Items from a figure collection
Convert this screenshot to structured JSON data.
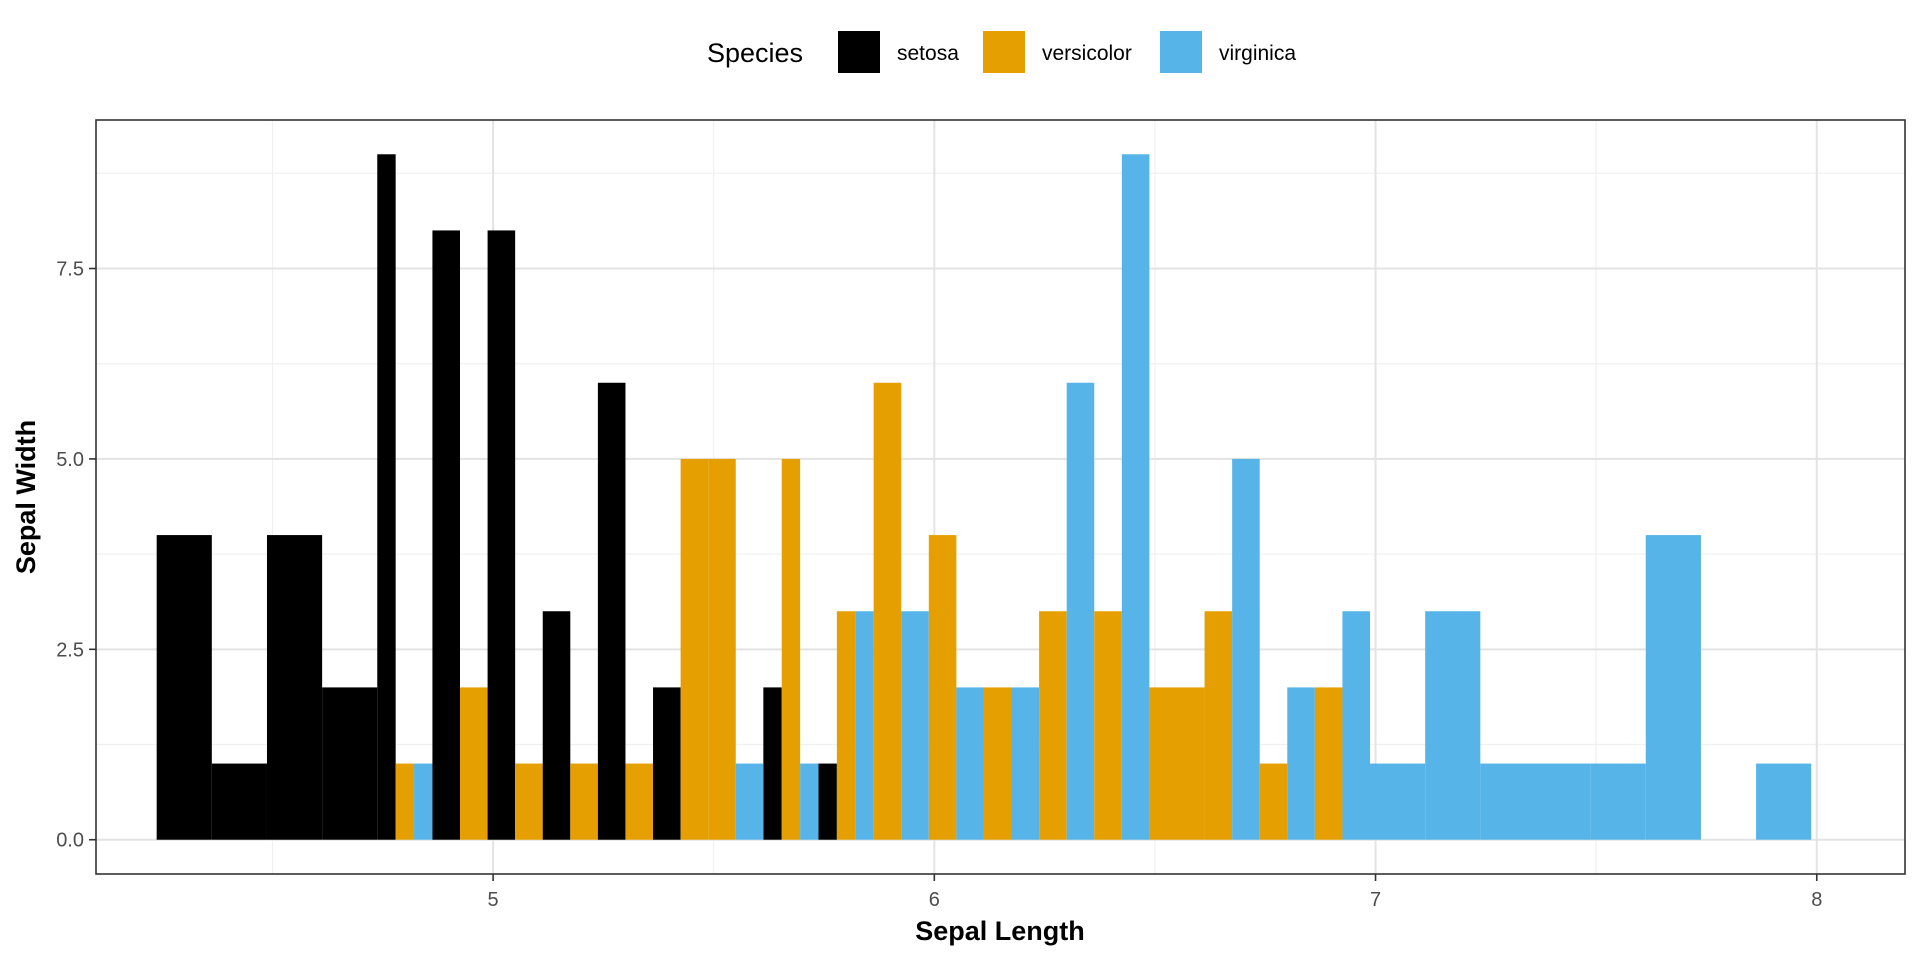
{
  "chart_data": {
    "type": "bar",
    "title": "",
    "xlabel": "Sepal Length",
    "ylabel": "Sepal Width",
    "xlim": [
      4.1,
      8.2
    ],
    "ylim": [
      -0.45,
      9.45
    ],
    "x_ticks": [
      5,
      6,
      7,
      8
    ],
    "x_tick_labels": [
      "5",
      "6",
      "7",
      "8"
    ],
    "x_minor_ticks": [
      4.5,
      5.5,
      6.5,
      7.5
    ],
    "y_ticks": [
      0,
      2.5,
      5,
      7.5
    ],
    "y_tick_labels": [
      "0.0",
      "2.5",
      "5.0",
      "7.5"
    ],
    "y_minor_ticks": [
      1.25,
      3.75,
      6.25,
      8.75
    ],
    "grid": true,
    "bar_group_width": 0.125,
    "legend": {
      "title": "Species",
      "position": "top",
      "entries": [
        "setosa",
        "versicolor",
        "virginica"
      ]
    },
    "series": [
      {
        "name": "setosa",
        "color": "#000000",
        "points": [
          {
            "x": 4.3,
            "y": 4
          },
          {
            "x": 4.425,
            "y": 1
          },
          {
            "x": 4.55,
            "y": 4
          },
          {
            "x": 4.675,
            "y": 2
          },
          {
            "x": 4.8,
            "y": 9
          },
          {
            "x": 4.925,
            "y": 8
          },
          {
            "x": 5.05,
            "y": 8
          },
          {
            "x": 5.175,
            "y": 3
          },
          {
            "x": 5.3,
            "y": 6
          },
          {
            "x": 5.425,
            "y": 2
          },
          {
            "x": 5.675,
            "y": 2
          },
          {
            "x": 5.8,
            "y": 1
          }
        ]
      },
      {
        "name": "versicolor",
        "color": "#E69F00",
        "points": [
          {
            "x": 4.8,
            "y": 1
          },
          {
            "x": 4.925,
            "y": 2
          },
          {
            "x": 5.05,
            "y": 1
          },
          {
            "x": 5.175,
            "y": 1
          },
          {
            "x": 5.3,
            "y": 1
          },
          {
            "x": 5.425,
            "y": 5
          },
          {
            "x": 5.55,
            "y": 5
          },
          {
            "x": 5.675,
            "y": 5
          },
          {
            "x": 5.8,
            "y": 3
          },
          {
            "x": 5.925,
            "y": 6
          },
          {
            "x": 6.05,
            "y": 4
          },
          {
            "x": 6.175,
            "y": 2
          },
          {
            "x": 6.3,
            "y": 3
          },
          {
            "x": 6.425,
            "y": 3
          },
          {
            "x": 6.55,
            "y": 2
          },
          {
            "x": 6.675,
            "y": 3
          },
          {
            "x": 6.8,
            "y": 1
          },
          {
            "x": 6.925,
            "y": 2
          }
        ]
      },
      {
        "name": "virginica",
        "color": "#56B4E9",
        "points": [
          {
            "x": 4.8,
            "y": 1
          },
          {
            "x": 5.55,
            "y": 1
          },
          {
            "x": 5.675,
            "y": 1
          },
          {
            "x": 5.8,
            "y": 3
          },
          {
            "x": 5.925,
            "y": 3
          },
          {
            "x": 6.05,
            "y": 2
          },
          {
            "x": 6.175,
            "y": 2
          },
          {
            "x": 6.3,
            "y": 6
          },
          {
            "x": 6.425,
            "y": 9
          },
          {
            "x": 6.675,
            "y": 5
          },
          {
            "x": 6.8,
            "y": 2
          },
          {
            "x": 6.925,
            "y": 3
          },
          {
            "x": 7.05,
            "y": 1
          },
          {
            "x": 7.175,
            "y": 3
          },
          {
            "x": 7.3,
            "y": 1
          },
          {
            "x": 7.425,
            "y": 1
          },
          {
            "x": 7.55,
            "y": 1
          },
          {
            "x": 7.675,
            "y": 4
          },
          {
            "x": 7.925,
            "y": 1
          }
        ]
      }
    ]
  }
}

◆ WRITTEN TASK ◆
Using the records above, copy each line that contains "name".

◆ PROBLEM SOLUTION ◆
        "name": "setosa",
        "name": "versicolor",
        "name": "virginica",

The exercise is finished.